_Text provided:_
Data Mining for Supply Chain Management in Complex Networks


Supply chain comprises the flow of products, information, and money. In traditional supply chain management, business processes are disconnected from stock control and, as a result, inventory is the direct output of incomplete information. The focus of contemporary supply chain management is to organize, plan, and implement these flows. First, at the organizational level, products are manufactured, transported, and stored based on the customers’ needs. Second, planning and control of component production, storage, and transport are managed using central supply management and replenished through centralized procurement. Third, the implementation of the supply chain involves the entire cycle from the order-entry process to order fulfillment and delivery. Data mining can create a better match between supply and demand, reducing or sometimes even eliminating the stocks.
Data mining thus has become an indispensable tool in understanding needs, preferences, and behaviors of customers. It is also used in pricing, promotion, and product development. Conventionally, data mining techniques have been used in banking, insurance, and retail business. This is largely because of the fact that the implementation of these techniques showed quick returns. Data mining is being used for customer profiling where characteristics of good customers are identified with the goals of predicting new customers and helping marketing departments target new prospects. The effectiveness of sales promotions/ product positioning can be analyzed using market-basket analysis to determine which products are purchased together or by an individual over time, which products to stock in a particular store, and where to place products in each store (Groth 2000; Kopanakis & Theodoulidis, 2003; Weir, 1998). In addition, data mining is used in a variety of other industries such as the financial, healthcare, and telecommunications industry, among others.
There are a lot of opportunities and applications of data mining even beyond the obvious. One of the potential areas is “Supply Chain Management.” One of the realities of the demand and supply in the manufacturing industry is that no matter how well balanced a system is, there is an element of uncertainty that creates a mismatch between demand and supply. The objective of this article is to identify those areas in the supply chain where most of the uncertainty exists and to determine suitable data-mining methods to accurately predict uncertainty. The underlying assumption of this paper is that a data warehouse has been implemented before the data-mining techniques can be applied.

_Material provided:_
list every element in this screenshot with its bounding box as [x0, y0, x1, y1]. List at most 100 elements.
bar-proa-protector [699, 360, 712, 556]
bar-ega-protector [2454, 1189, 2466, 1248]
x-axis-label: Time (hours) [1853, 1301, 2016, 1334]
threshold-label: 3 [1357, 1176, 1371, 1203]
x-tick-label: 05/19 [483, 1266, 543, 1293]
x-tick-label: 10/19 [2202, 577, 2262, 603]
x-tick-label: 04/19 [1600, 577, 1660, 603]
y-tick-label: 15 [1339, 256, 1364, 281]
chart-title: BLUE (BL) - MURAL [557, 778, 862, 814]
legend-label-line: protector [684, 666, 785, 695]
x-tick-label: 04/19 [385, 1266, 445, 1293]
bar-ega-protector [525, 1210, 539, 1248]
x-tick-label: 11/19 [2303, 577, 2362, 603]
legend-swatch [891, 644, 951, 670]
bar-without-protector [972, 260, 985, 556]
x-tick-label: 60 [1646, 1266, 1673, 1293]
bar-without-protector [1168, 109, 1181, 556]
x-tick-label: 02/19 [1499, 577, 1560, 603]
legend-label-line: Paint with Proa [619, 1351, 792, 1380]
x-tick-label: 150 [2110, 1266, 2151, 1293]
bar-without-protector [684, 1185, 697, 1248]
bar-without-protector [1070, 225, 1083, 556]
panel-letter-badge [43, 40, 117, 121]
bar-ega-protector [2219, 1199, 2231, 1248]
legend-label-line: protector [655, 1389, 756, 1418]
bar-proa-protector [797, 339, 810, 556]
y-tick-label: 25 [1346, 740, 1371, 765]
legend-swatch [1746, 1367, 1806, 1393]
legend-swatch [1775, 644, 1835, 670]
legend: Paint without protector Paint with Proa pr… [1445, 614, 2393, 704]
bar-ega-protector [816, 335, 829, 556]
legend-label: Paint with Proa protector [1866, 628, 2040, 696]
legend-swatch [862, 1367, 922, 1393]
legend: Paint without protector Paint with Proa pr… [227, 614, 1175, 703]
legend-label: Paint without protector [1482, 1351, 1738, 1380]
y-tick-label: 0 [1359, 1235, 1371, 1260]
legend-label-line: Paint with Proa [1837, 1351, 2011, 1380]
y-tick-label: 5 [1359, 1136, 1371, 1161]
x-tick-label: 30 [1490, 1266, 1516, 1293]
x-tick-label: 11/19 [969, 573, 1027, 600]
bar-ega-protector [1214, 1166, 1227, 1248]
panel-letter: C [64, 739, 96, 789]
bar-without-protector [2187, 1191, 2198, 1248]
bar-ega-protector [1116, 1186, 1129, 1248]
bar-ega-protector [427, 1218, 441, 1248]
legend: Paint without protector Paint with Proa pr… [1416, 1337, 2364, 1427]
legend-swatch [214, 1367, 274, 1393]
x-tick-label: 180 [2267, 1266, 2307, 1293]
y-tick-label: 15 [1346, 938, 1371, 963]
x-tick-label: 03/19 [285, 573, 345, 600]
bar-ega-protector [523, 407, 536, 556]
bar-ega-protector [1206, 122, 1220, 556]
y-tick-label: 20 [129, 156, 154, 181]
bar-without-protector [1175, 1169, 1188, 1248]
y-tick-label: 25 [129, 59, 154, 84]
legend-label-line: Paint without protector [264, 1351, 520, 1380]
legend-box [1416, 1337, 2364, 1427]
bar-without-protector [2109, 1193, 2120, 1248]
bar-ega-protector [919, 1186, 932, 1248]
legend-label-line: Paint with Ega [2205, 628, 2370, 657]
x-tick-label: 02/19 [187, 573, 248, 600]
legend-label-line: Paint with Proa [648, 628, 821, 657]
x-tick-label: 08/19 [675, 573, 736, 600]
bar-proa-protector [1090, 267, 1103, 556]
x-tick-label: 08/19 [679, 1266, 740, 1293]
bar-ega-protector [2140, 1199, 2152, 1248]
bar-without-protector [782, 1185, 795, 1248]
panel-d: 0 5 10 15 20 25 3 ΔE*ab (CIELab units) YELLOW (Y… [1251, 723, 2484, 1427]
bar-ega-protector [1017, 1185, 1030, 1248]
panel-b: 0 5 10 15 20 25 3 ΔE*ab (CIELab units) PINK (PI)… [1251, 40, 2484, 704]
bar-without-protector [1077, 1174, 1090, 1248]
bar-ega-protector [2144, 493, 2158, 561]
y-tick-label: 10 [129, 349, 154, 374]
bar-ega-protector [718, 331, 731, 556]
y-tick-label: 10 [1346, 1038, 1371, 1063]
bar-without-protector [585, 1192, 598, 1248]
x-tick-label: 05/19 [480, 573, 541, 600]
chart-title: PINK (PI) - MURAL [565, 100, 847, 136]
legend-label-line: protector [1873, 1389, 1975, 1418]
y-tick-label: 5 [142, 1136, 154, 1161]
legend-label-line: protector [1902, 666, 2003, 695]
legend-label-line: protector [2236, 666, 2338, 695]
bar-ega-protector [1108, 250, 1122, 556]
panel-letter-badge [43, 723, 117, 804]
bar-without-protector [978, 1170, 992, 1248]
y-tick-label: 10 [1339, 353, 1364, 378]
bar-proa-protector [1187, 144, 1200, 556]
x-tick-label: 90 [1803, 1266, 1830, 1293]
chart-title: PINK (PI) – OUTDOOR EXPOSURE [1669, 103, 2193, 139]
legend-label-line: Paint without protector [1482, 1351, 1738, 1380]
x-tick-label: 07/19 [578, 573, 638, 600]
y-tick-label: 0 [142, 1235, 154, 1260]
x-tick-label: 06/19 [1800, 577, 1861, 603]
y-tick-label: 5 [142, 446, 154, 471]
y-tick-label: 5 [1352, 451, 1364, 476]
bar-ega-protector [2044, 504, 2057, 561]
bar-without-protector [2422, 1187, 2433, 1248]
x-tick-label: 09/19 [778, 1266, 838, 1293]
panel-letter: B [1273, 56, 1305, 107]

_Exercise requirements:_
A. Please retype the passage from the text on data mining for supply chain management, from "Supply chain comprises" to "eliminating the stocks.".
B. Write the next part of the text on data mining for supply chain management, picking up after its final sentence.
The material isn't needed here.

_The responses:_
A.
Supply chain comprises the flow of products, information, and money. In traditional supply chain management, business processes are disconnected from stock control and, as a result, inventory is the direct output of incomplete information. The focus of contemporary supply chain management is to organize, plan, and implement these flows. First, at the organizational level, products are manufactured, transported, and stored based on the customers’ needs. Second, planning and control of component production, storage, and transport are managed using central supply management and replenished through centralized procurement. Third, the implementation of the supply chain involves the entire cycle from the order-entry process to order fulfillment and delivery. Data mining can create a better match between supply and demand, reducing or sometimes even eliminating the stocks.

B.
There are two issues that plague supply chain management—variation in the demand and supply and variation in the speed and extent of communication within the supply chain. Variation in demand and supply is due to the inherent uncertainty also present in the processes. Accurately predicting the uncertainties in demand, supply, and processes and then formulating action plans around the prediction is the essence of supply chain management (SCM).
Before we can address the problem of uncertainty in supply chain and explain the use of data-mining techniques, we need to understand the basic process of SCM and where uncertainty exists. In its most simplified form, a supply chain can be depicted as the flow of information from a customer’s customer to a supplier’s supplier and then the flow of material in the reverse direction, as shown in Figure 1.
The whole supply chain can be conceptually broken down as Supply - Process – Demand. Traditional forecasting planners of supply chains use demand and supply forecasting as a means of controlling uncertainty. However, there are three major drawbacks in those methods, namely:
1. Incorrect forecasting model
2. Incorrect number of parameters
3. Incorrect coefficients values of these parameters.

Figure 1. Information and material flows in the supply chain

Information and material flows in the supply chain
Each of these three problems can be solved using data mining. The models are chosen from a finite set of predefined models in data mining. The model can be recreated as many times as needed in order to extract previously unknown patterns and relationships in data. When forecasting using data-mining techniques, the program can detect even minor effects of some parameters.


Data mining is the process of extracting ideas in data. It can also be defined as “a decision support process that tries to discover patterns and relationships that are beyond the realm of human experience and imagination in the large database and present them to a knowledgeable user for review and examination” or “as the process of extracting previously unknown, valid, and actionable information from large databases and then using the information to make crucial business decisions” (Groth, 2000).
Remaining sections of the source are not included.